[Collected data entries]
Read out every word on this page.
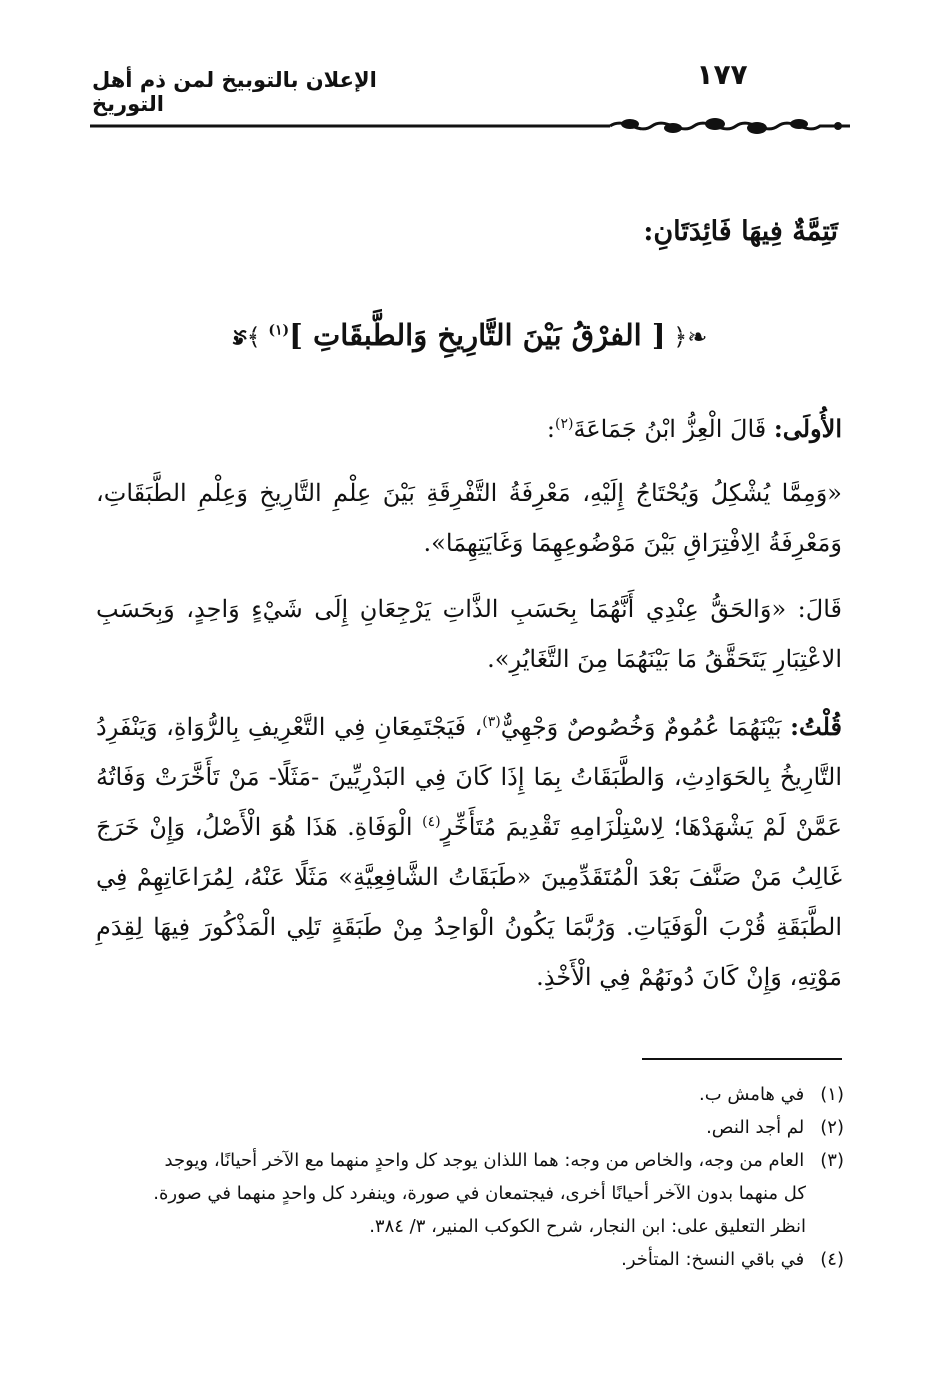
الإعلان بالتوبيخ لمن ذم أهل التوريخ
١٧٧
تَتِمَّةٌ فِيهَا فَائِدَتَانِ:
❧﴿ [ الفرْقُ بَيْنَ التَّارِيخِ وَالطَّبقَاتِ ]$^{(١)}$ ﴾☙
الأُولَى: قَالَ الْعِزُّ ابْنُ جَمَاعَةَ$^{(٢)}$:
«وَمِمَّا يُشْكِلُ وَيُحْتَاجُ إِلَيْهِ، مَعْرِفَةُ التَّفْرِقَةِ بَيْنَ عِلْمِ التَّارِيخِ وَعِلْمِ الطَّبَقَاتِ، وَمَعْرِفَةُ الِافْتِرَاقِ بَيْنَ مَوْضُوعِهِمَا وَغَايَتِهِمَا».
قَالَ: «وَالحَقُّ عِنْدِي أَنَّهُمَا بِحَسَبِ الذَّاتِ يَرْجِعَانِ إِلَى شَيْءٍ وَاحِدٍ، وَبِحَسَبِ الاعْتِبَارِ يَتَحَقَّقُ مَا بَيْنَهُمَا مِنَ التَّغَايُرِ».
قُلْتُ: بَيْنَهُمَا عُمُومٌ وَخُصُوصٌ وَجْهِيٌّ$^{(٣)}$، فَيَجْتَمِعَانِ فِي التَّعْرِيفِ بِالرُّوَاةِ، وَيَنْفَرِدُ التَّارِيخُ بِالحَوَادِثِ، وَالطَّبَقَاتُ بِمَا إِذَا كَانَ فِي البَدْرِيِّينَ -مَثَلًا- مَنْ تَأَخَّرَتْ وَفَاتُهُ عَمَّنْ لَمْ يَشْهَدْهَا؛ لِاسْتِلْزَامِهِ تَقْدِيمَ مُتَأَخِّرٍ$^{(٤)}$ الْوَفَاةِ. هَذَا هُوَ الْأَصْلُ، وَإِنْ خَرَجَ غَالِبُ مَنْ صَنَّفَ بَعْدَ الْمُتَقَدِّمِينَ «طَبَقَاتُ الشَّافِعِيَّةِ» مَثَلًا عَنْهُ، لِمُرَاعَاتِهِمْ فِي الطَّبَقَةِ قُرْبَ الْوَفَيَاتِ. وَرُبَّمَا يَكُونُ الْوَاحِدُ مِنْ طَبَقَةٍ تَلِي الْمَذْكُورَ فِيهَا لِقِدَمِ مَوْتِهِ، وَإِنْ كَانَ دُونَهُمْ فِي الْأَخْذِ.

(١) في هامش ب.

(٢) لم أجد النص.

(٣) العام من وجه، والخاص من وجه: هما اللذان يوجد كل واحدٍ منهما مع الآخر أحيانًا، ويوجد

كل منهما بدون الآخر أحيانًا أخرى، فيجتمعان في صورة، وينفرد كل واحدٍ منهما في صورة.

انظر التعليق على: ابن النجار، شرح الكوكب المنير، ٣/ ٣٨٤.

(٤) في باقي النسخ: المتأخر.
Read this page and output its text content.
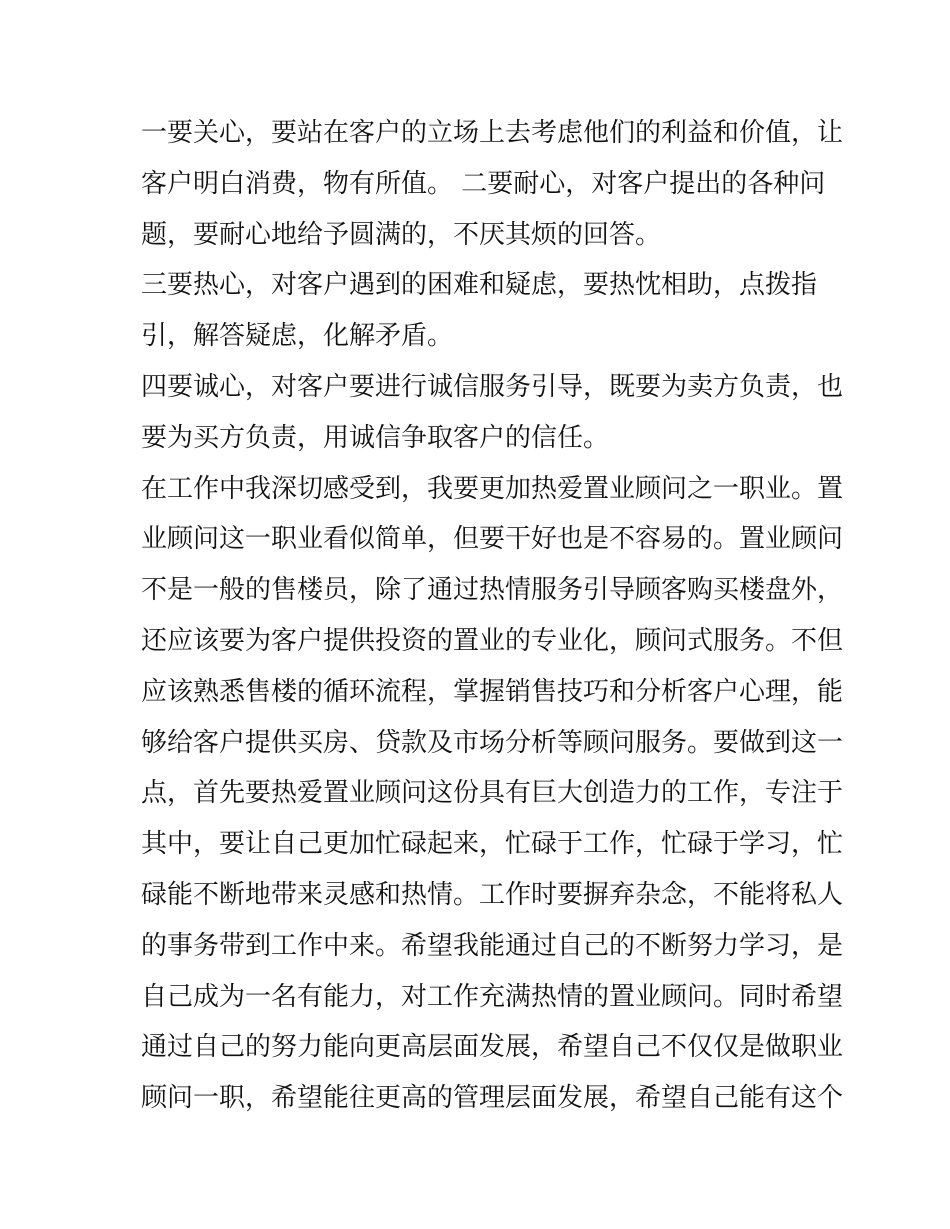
一要关心，要站在客户的立场上去考虑他们的利益和价值，让
客户明白消费，物有所值。 二要耐心，对客户提出的各种问
题，要耐心地给予圆满的，不厌其烦的回答。
三要热心，对客户遇到的困难和疑虑，要热忱相助，点拨指
引，解答疑虑，化解矛盾。
四要诚心，对客户要进行诚信服务引导，既要为卖方负责，也
要为买方负责，用诚信争取客户的信任。
在工作中我深切感受到，我要更加热爱置业顾问之一职业。置
业顾问这一职业看似简单，但要干好也是不容易的。置业顾问
不是一般的售楼员，除了通过热情服务引导顾客购买楼盘外，
还应该要为客户提供投资的置业的专业化，顾问式服务。不但
应该熟悉售楼的循环流程，掌握销售技巧和分析客户心理，能
够给客户提供买房、贷款及市场分析等顾问服务。要做到这一
点，首先要热爱置业顾问这份具有巨大创造力的工作，专注于
其中，要让自己更加忙碌起来，忙碌于工作，忙碌于学习，忙
碌能不断地带来灵感和热情。工作时要摒弃杂念，不能将私人
的事务带到工作中来。希望我能通过自己的不断努力学习，是
自己成为一名有能力，对工作充满热情的置业顾问。同时希望
通过自己的努力能向更高层面发展，希望自己不仅仅是做职业
顾问一职，希望能往更高的管理层面发展，希望自己能有这个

What to do: Extract, word for word, every line from the one containing "Read this page and output its text content." to the end of the data above, both ends included, and leave out the pictures.

Solution to the problem:
Read this page and output its text content.
一要关心，要站在客户的立场上去考虑他们的利益和价值，让
客户明白消费，物有所值。 二要耐心，对客户提出的各种问
题，要耐心地给予圆满的，不厌其烦的回答。
三要热心，对客户遇到的困难和疑虑，要热忱相助，点拨指
引，解答疑虑，化解矛盾。
四要诚心，对客户要进行诚信服务引导，既要为卖方负责，也
要为买方负责，用诚信争取客户的信任。
在工作中我深切感受到，我要更加热爱置业顾问之一职业。置
业顾问这一职业看似简单，但要干好也是不容易的。置业顾问
不是一般的售楼员，除了通过热情服务引导顾客购买楼盘外，
还应该要为客户提供投资的置业的专业化，顾问式服务。不但
应该熟悉售楼的循环流程，掌握销售技巧和分析客户心理，能
够给客户提供买房、贷款及市场分析等顾问服务。要做到这一
点，首先要热爱置业顾问这份具有巨大创造力的工作，专注于
其中，要让自己更加忙碌起来，忙碌于工作，忙碌于学习，忙
碌能不断地带来灵感和热情。工作时要摒弃杂念，不能将私人
的事务带到工作中来。希望我能通过自己的不断努力学习，是
自己成为一名有能力，对工作充满热情的置业顾问。同时希望
通过自己的努力能向更高层面发展，希望自己不仅仅是做职业
顾问一职，希望能往更高的管理层面发展，希望自己能有这个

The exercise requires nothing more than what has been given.